Brief:
Every line holding the string "Customers" should be gathered.
(begin)
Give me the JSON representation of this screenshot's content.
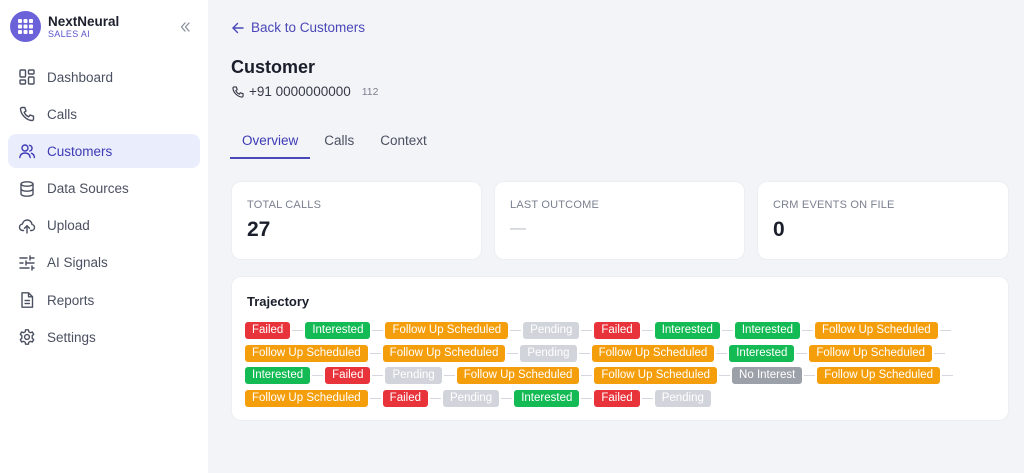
{
  "brand": {
    "name": "NextNeural",
    "sub": "SALES AI",
    "logo_icon": "grid-icon"
  },
  "sidebar": {
    "items": [
      {
        "label": "Dashboard",
        "icon": "dashboard-icon",
        "active": false
      },
      {
        "label": "Calls",
        "icon": "phone-icon",
        "active": false
      },
      {
        "label": "Customers",
        "icon": "users-icon",
        "active": true
      },
      {
        "label": "Data Sources",
        "icon": "database-icon",
        "active": false
      },
      {
        "label": "Upload",
        "icon": "upload-cloud-icon",
        "active": false
      },
      {
        "label": "AI Signals",
        "icon": "sliders-icon",
        "active": false
      },
      {
        "label": "Reports",
        "icon": "file-text-icon",
        "active": false
      },
      {
        "label": "Settings",
        "icon": "gear-icon",
        "active": false
      }
    ]
  },
  "header": {
    "back_label": "Back to Customers",
    "title": "Customer",
    "phone": "+91 0000000000",
    "id": "112"
  },
  "tabs": [
    {
      "label": "Overview",
      "active": true
    },
    {
      "label": "Calls",
      "active": false
    },
    {
      "label": "Context",
      "active": false
    }
  ],
  "stats": [
    {
      "label": "TOTAL CALLS",
      "value": "27"
    },
    {
      "label": "LAST OUTCOME",
      "value": "—"
    },
    {
      "label": "CRM EVENTS ON FILE",
      "value": "0"
    }
  ],
  "trajectory": {
    "title": "Trajectory",
    "rows": [
      [
        "Failed",
        "Interested",
        "Follow Up Scheduled",
        "Pending",
        "Failed",
        "Interested",
        "Interested",
        "Follow Up Scheduled"
      ],
      [
        "Follow Up Scheduled",
        "Follow Up Scheduled",
        "Pending",
        "Follow Up Scheduled",
        "Interested",
        "Follow Up Scheduled"
      ],
      [
        "Interested",
        "Failed",
        "Pending",
        "Follow Up Scheduled",
        "Follow Up Scheduled",
        "No Interest",
        "Follow Up Scheduled"
      ],
      [
        "Follow Up Scheduled",
        "Failed",
        "Pending",
        "Interested",
        "Failed",
        "Pending"
      ]
    ]
  },
  "colors": {
    "accent": "#4a47b8",
    "failed": "#e8333b",
    "interested": "#14ba54",
    "follow_up": "#f59e0b",
    "pending": "#d1d4da",
    "no_interest": "#9ca0a9"
  }
}
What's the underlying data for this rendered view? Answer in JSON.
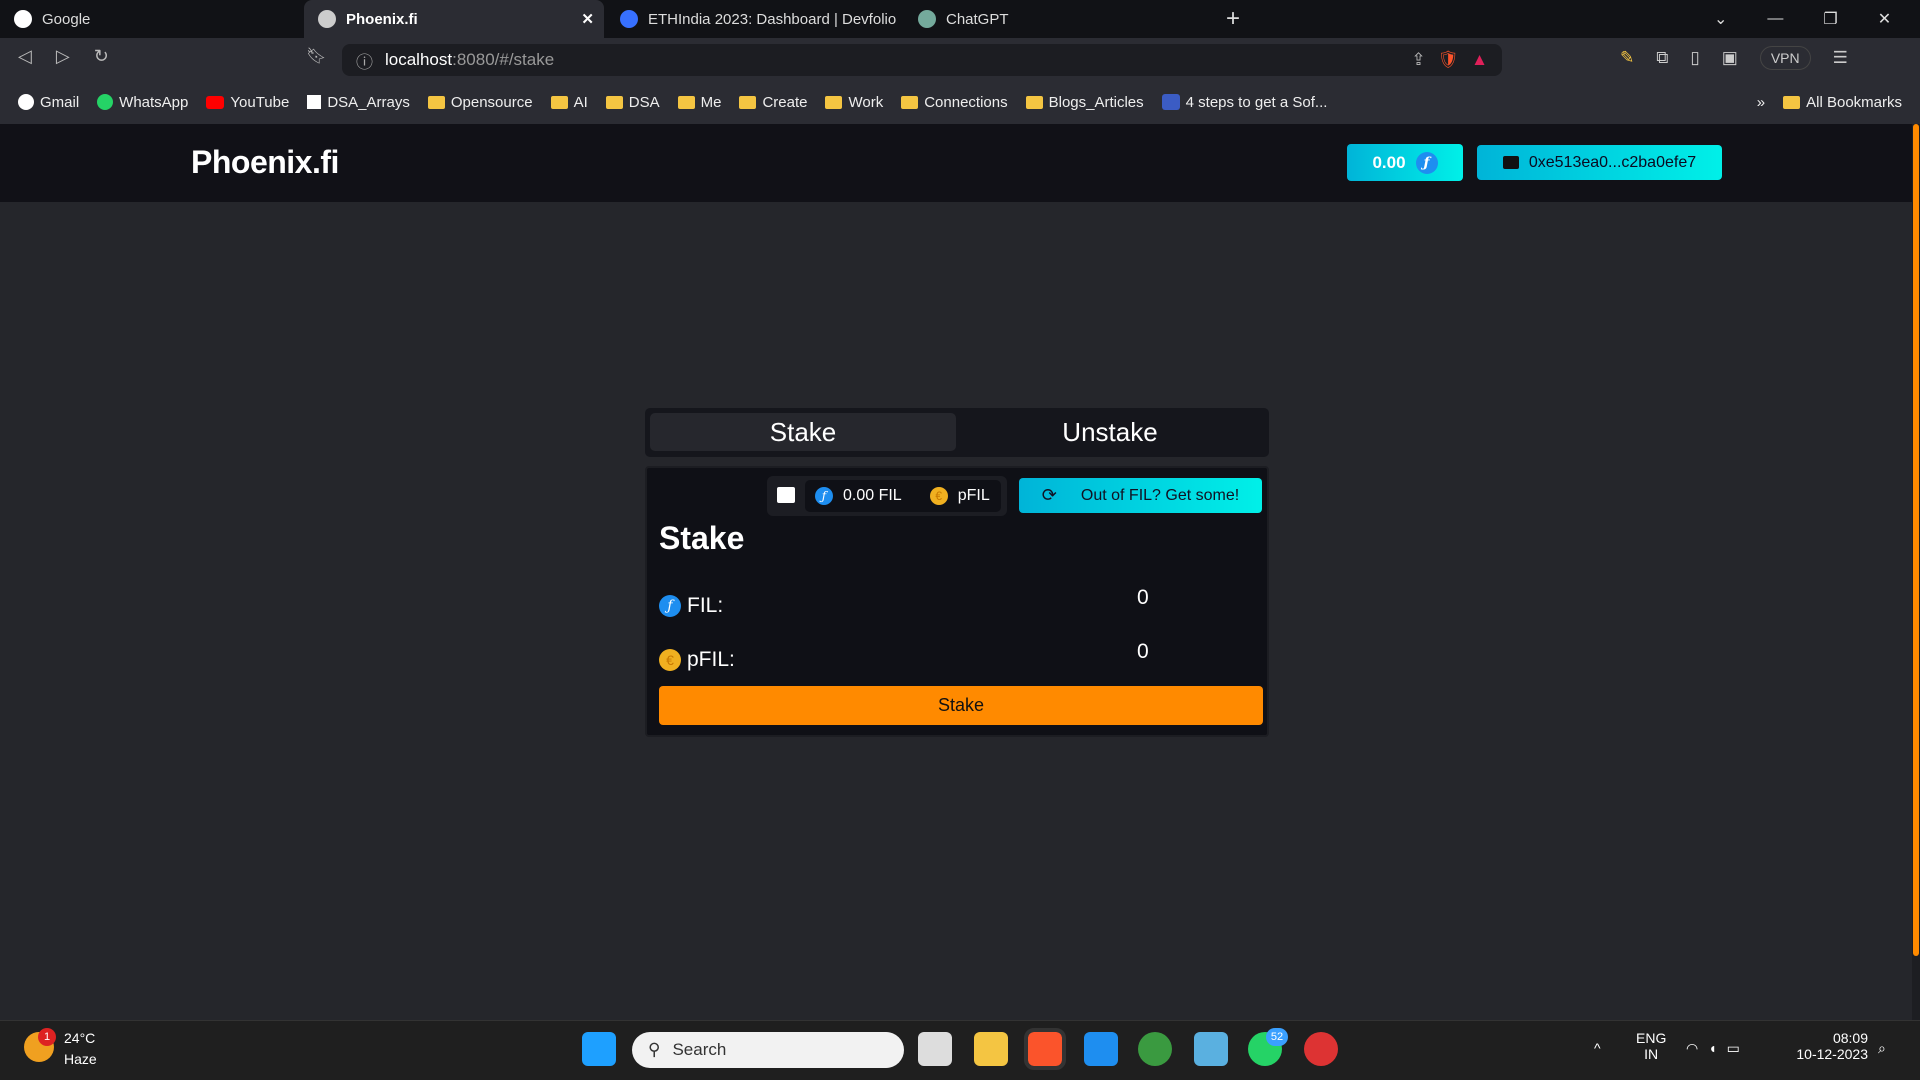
{
  "browser": {
    "tabs": [
      {
        "title": "Google",
        "active": false
      },
      {
        "title": "Phoenix.fi",
        "active": true
      },
      {
        "title": "ETHIndia 2023: Dashboard | Devfolio",
        "active": false
      },
      {
        "title": "ChatGPT",
        "active": false
      }
    ],
    "new_tab": "+",
    "url_host": "localhost",
    "url_rest": ":8080/#/stake",
    "vpn": "VPN",
    "bookmarks": [
      "Gmail",
      "WhatsApp",
      "YouTube",
      "DSA_Arrays",
      "Opensource",
      "AI",
      "DSA",
      "Me",
      "Create",
      "Work",
      "Connections",
      "Blogs_Articles",
      "4 steps to get a Sof..."
    ],
    "more": "»",
    "all_bookmarks": "All Bookmarks"
  },
  "app": {
    "logo": "Phoenix.fi",
    "balance": "0.00",
    "account": "0xe513ea0...c2ba0efe7",
    "tabs": {
      "stake": "Stake",
      "unstake": "Unstake"
    },
    "wallet": {
      "fil_balance": "0.00 FIL",
      "pfil_label": "pFIL"
    },
    "get_fil": "Out of FIL? Get some!",
    "title": "Stake",
    "fil_label": "FIL:",
    "fil_value": "0",
    "pfil_label": "pFIL:",
    "pfil_value": "0",
    "stake_button": "Stake",
    "colors": {
      "accent": "#ff8a00",
      "gradient_start": "#00b4d8",
      "gradient_end": "#00f0e8",
      "fil_blue": "#1e8ef0"
    }
  },
  "taskbar": {
    "weather_temp": "24°C",
    "weather_desc": "Haze",
    "weather_badge": "1",
    "search": "Search",
    "whatsapp_badge": "52",
    "lang": "ENG",
    "region": "IN",
    "time": "08:09",
    "date": "10-12-2023"
  }
}
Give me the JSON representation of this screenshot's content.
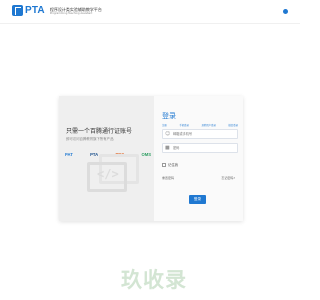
{
  "header": {
    "logo_text": "PTA",
    "subtitle_cn": "程序设计类实验辅助教学平台",
    "subtitle_en": "Programming Teaching Assistant"
  },
  "intro": {
    "title": "只需一个百腾通行证账号",
    "subtitle": "即可访问百腾教育旗下所有产品",
    "brands": [
      "PAT",
      "PTA",
      "PDS",
      "OMS"
    ]
  },
  "login": {
    "title": "登录",
    "tabs": [
      "注册",
      "手机登录",
      "其他用户登录",
      "微信登录"
    ],
    "username_placeholder": "邮箱或手机号",
    "password_placeholder": "密码",
    "remember_label": "记住我",
    "forgot_left": "重置密码",
    "forgot_right": "忘记密码?",
    "submit_label": "登录"
  },
  "watermark": "玖收录",
  "colors": {
    "brand": "#1f78d1",
    "panel_left": "#efefef",
    "panel_right": "#fafafa"
  }
}
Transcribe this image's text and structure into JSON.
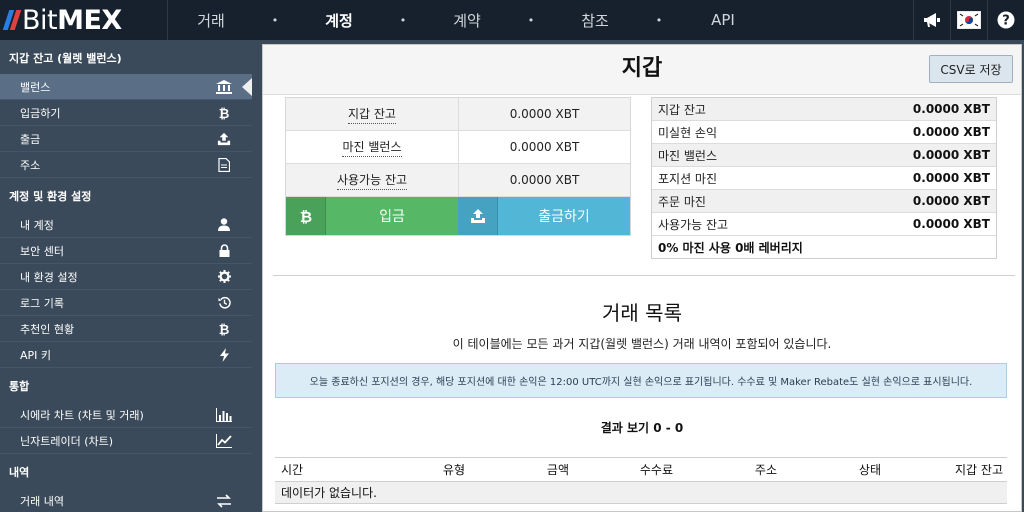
{
  "nav": {
    "logo": {
      "prefix": "Bit",
      "suffix": "MEX"
    },
    "links": [
      "거래",
      "계정",
      "계약",
      "참조",
      "API"
    ],
    "active": "계정",
    "dot": "•",
    "icons": [
      "megaphone-icon",
      "korean-flag-icon",
      "help-icon"
    ]
  },
  "sidebar": {
    "sections": [
      {
        "heading": "지갑 잔고 (월렛 밸런스)",
        "items": [
          {
            "label": "밸런스",
            "icon": "bank-icon",
            "active": true
          },
          {
            "label": "입금하기",
            "icon": "bitcoin-icon"
          },
          {
            "label": "출금",
            "icon": "upload-icon"
          },
          {
            "label": "주소",
            "icon": "document-icon"
          }
        ]
      },
      {
        "heading": "계정 및 환경 설정",
        "items": [
          {
            "label": "내 계정",
            "icon": "user-icon"
          },
          {
            "label": "보안 센터",
            "icon": "lock-icon"
          },
          {
            "label": "내 환경 설정",
            "icon": "gear-icon"
          },
          {
            "label": "로그 기록",
            "icon": "history-icon"
          },
          {
            "label": "추천인 현황",
            "icon": "bitcoin-icon"
          },
          {
            "label": "API 키",
            "icon": "bolt-icon"
          }
        ]
      },
      {
        "heading": "통합",
        "items": [
          {
            "label": "시에라 차트 (차트 및 거래)",
            "icon": "bar-chart-icon"
          },
          {
            "label": "닌자트레이더 (차트)",
            "icon": "line-chart-icon"
          }
        ]
      },
      {
        "heading": "내역",
        "items": [
          {
            "label": "거래 내역",
            "icon": "exchange-icon"
          }
        ]
      }
    ]
  },
  "wallet": {
    "title": "지갑",
    "csv_button": "CSV로 저장",
    "balances": [
      {
        "label": "지갑 잔고",
        "value": "0.0000 XBT"
      },
      {
        "label": "마진 밸런스",
        "value": "0.0000 XBT"
      },
      {
        "label": "사용가능 잔고",
        "value": "0.0000 XBT"
      }
    ],
    "deposit_label": "입금",
    "withdraw_label": "출금하기",
    "summary": [
      {
        "label": "지갑 잔고",
        "value": "0.0000 XBT"
      },
      {
        "label": "미실현 손익",
        "value": "0.0000 XBT"
      },
      {
        "label": "마진 밸런스",
        "value": "0.0000 XBT"
      },
      {
        "label": "포지션 마진",
        "value": "0.0000 XBT"
      },
      {
        "label": "주문 마진",
        "value": "0.0000 XBT"
      },
      {
        "label": "사용가능 잔고",
        "value": "0.0000 XBT"
      }
    ],
    "leverage_note": "0% 마진 사용 0배 레버리지"
  },
  "history": {
    "title": "거래 목록",
    "subtitle": "이 테이블에는 모든 과거 지갑(월렛 밸런스) 거래 내역이 포함되어 있습니다.",
    "info": "오늘 종료하신 포지션의 경우, 해당 포지션에 대한 손익은 12:00 UTC까지 실현 손익으로 표기됩니다. 수수료 및 Maker Rebate도 실현 손익으로 표시됩니다.",
    "result": "결과 보기 0 - 0",
    "columns": [
      "시간",
      "유형",
      "금액",
      "수수료",
      "주소",
      "상태",
      "지갑 잔고"
    ],
    "empty": "데이터가 없습니다."
  },
  "colors": {
    "topbar": "#16212d",
    "sidebar": "#3a4a5a",
    "deposit": "#56b866",
    "withdraw": "#52b6d6"
  }
}
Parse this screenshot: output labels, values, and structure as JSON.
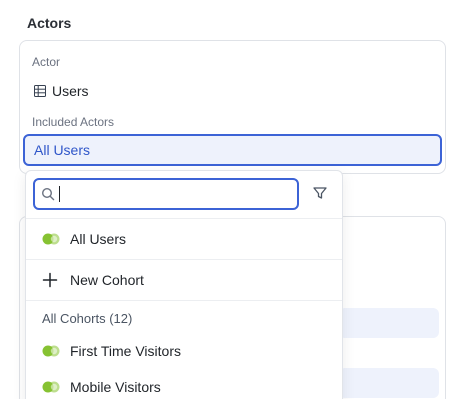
{
  "section": {
    "title": "Actors"
  },
  "actor": {
    "label": "Actor",
    "value": "Users",
    "icon": "table-icon"
  },
  "included": {
    "label": "Included Actors",
    "selected": "All Users"
  },
  "dropdown": {
    "search": {
      "value": "",
      "placeholder": "",
      "icon": "search-icon"
    },
    "filter_icon": "filter-icon",
    "items": [
      {
        "label": "All Users",
        "icon": "cohort-icon"
      },
      {
        "label": "New Cohort",
        "icon": "plus-icon"
      }
    ],
    "group": {
      "label": "All Cohorts (12)",
      "items": [
        {
          "label": "First Time Visitors",
          "icon": "cohort-icon"
        },
        {
          "label": "Mobile Visitors",
          "icon": "cohort-icon"
        }
      ]
    }
  },
  "colors": {
    "accent": "#3c63d6",
    "cohort_green": "#86c232",
    "selected_bg": "#eef2fc"
  }
}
(end)
Answer to this exercise:
        "label": "Customers",
    "back_label": "Back to Customers",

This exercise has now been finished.